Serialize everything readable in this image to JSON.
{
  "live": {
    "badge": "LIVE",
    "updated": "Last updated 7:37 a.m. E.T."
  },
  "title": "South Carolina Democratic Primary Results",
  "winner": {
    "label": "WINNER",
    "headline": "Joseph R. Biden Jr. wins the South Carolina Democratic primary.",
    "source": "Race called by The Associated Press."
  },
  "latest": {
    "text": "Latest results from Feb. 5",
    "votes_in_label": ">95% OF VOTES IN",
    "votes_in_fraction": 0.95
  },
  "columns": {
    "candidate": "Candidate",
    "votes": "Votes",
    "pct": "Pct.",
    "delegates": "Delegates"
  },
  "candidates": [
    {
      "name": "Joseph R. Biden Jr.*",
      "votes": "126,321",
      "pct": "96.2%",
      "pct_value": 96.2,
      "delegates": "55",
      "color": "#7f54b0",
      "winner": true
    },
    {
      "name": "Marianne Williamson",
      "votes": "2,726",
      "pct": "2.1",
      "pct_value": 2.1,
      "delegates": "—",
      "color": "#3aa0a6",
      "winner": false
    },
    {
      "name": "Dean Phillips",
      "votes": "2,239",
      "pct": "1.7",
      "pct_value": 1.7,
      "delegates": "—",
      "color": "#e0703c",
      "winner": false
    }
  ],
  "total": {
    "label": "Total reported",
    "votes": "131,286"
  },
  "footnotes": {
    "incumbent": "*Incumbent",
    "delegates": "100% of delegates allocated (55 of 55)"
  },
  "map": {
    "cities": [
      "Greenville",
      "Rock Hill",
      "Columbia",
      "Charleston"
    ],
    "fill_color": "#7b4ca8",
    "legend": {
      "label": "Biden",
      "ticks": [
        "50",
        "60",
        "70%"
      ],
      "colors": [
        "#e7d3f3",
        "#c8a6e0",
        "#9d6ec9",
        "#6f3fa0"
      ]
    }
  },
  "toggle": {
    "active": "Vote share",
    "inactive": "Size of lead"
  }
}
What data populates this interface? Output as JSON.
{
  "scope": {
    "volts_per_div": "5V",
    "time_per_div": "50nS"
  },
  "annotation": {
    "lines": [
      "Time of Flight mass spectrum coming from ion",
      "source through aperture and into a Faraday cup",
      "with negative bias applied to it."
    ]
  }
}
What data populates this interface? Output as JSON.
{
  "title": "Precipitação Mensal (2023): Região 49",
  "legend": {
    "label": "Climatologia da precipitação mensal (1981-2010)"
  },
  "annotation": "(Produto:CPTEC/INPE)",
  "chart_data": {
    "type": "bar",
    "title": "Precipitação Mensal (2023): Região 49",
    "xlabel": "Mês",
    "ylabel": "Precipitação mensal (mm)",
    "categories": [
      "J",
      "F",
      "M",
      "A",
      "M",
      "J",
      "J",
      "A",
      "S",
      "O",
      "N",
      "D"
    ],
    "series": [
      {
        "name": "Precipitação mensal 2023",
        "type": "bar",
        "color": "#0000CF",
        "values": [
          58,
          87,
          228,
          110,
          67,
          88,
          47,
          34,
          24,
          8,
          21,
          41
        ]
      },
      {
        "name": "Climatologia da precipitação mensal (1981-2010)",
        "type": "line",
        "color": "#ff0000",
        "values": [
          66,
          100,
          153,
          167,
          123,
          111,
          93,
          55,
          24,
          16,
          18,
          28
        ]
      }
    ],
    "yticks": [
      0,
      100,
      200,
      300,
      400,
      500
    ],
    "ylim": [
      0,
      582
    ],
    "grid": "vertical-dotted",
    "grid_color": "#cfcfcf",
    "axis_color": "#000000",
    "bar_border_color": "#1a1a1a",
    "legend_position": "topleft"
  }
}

● **Aim of the exercise**
Reproduce the full set of records precisely.

● **The result**
Serialize everything readable in this image to JSON.
{
  "live": {
    "badge": "LIVE",
    "updated": "Last updated 7:37 a.m. E.T."
  },
  "title": "South Carolina Democratic Primary Results",
  "winner": {
    "label": "WINNER",
    "headline": "Joseph R. Biden Jr. wins the South Carolina Democratic primary.",
    "source": "Race called by The Associated Press."
  },
  "latest": {
    "text": "Latest results from Feb. 5",
    "votes_in_label": ">95% OF VOTES IN",
    "votes_in_fraction": 0.95
  },
  "columns": {
    "candidate": "Candidate",
    "votes": "Votes",
    "pct": "Pct.",
    "delegates": "Delegates"
  },
  "candidates": [
    {
      "name": "Joseph R. Biden Jr.*",
      "votes": "126,321",
      "pct": "96.2%",
      "pct_value": 96.2,
      "delegates": "55",
      "color": "#7f54b0",
      "winner": true
    },
    {
      "name": "Marianne Williamson",
      "votes": "2,726",
      "pct": "2.1",
      "pct_value": 2.1,
      "delegates": "—",
      "color": "#3aa0a6",
      "winner": false
    },
    {
      "name": "Dean Phillips",
      "votes": "2,239",
      "pct": "1.7",
      "pct_value": 1.7,
      "delegates": "—",
      "color": "#e0703c",
      "winner": false
    }
  ],
  "total": {
    "label": "Total reported",
    "votes": "131,286"
  },
  "footnotes": {
    "incumbent": "*Incumbent",
    "delegates": "100% of delegates allocated (55 of 55)"
  },
  "map": {
    "cities": [
      "Greenville",
      "Rock Hill",
      "Columbia",
      "Charleston"
    ],
    "fill_color": "#7b4ca8",
    "legend": {
      "label": "Biden",
      "ticks": [
        "50",
        "60",
        "70%"
      ],
      "colors": [
        "#e7d3f3",
        "#c8a6e0",
        "#9d6ec9",
        "#6f3fa0"
      ]
    }
  },
  "toggle": {
    "active": "Vote share",
    "inactive": "Size of lead"
  }
}
What data populates this interface? Output as JSON.
{
  "scope": {
    "volts_per_div": "5V",
    "time_per_div": "50nS"
  },
  "annotation": {
    "lines": [
      "Time of Flight mass spectrum coming from ion",
      "source through aperture and into a Faraday cup",
      "with negative bias applied to it."
    ]
  }
}
What data populates this interface? Output as JSON.
{
  "title": "Precipitação Mensal (2023): Região 49",
  "legend": {
    "label": "Climatologia da precipitação mensal (1981-2010)"
  },
  "annotation": "(Produto:CPTEC/INPE)",
  "chart_data": {
    "type": "bar",
    "title": "Precipitação Mensal (2023): Região 49",
    "xlabel": "Mês",
    "ylabel": "Precipitação mensal (mm)",
    "categories": [
      "J",
      "F",
      "M",
      "A",
      "M",
      "J",
      "J",
      "A",
      "S",
      "O",
      "N",
      "D"
    ],
    "series": [
      {
        "name": "Precipitação mensal 2023",
        "type": "bar",
        "color": "#0000CF",
        "values": [
          58,
          87,
          228,
          110,
          67,
          88,
          47,
          34,
          24,
          8,
          21,
          41
        ]
      },
      {
        "name": "Climatologia da precipitação mensal (1981-2010)",
        "type": "line",
        "color": "#ff0000",
        "values": [
          66,
          100,
          153,
          167,
          123,
          111,
          93,
          55,
          24,
          16,
          18,
          28
        ]
      }
    ],
    "yticks": [
      0,
      100,
      200,
      300,
      400,
      500
    ],
    "ylim": [
      0,
      582
    ],
    "grid": "vertical-dotted",
    "grid_color": "#cfcfcf",
    "axis_color": "#000000",
    "bar_border_color": "#1a1a1a",
    "legend_position": "topleft"
  }
}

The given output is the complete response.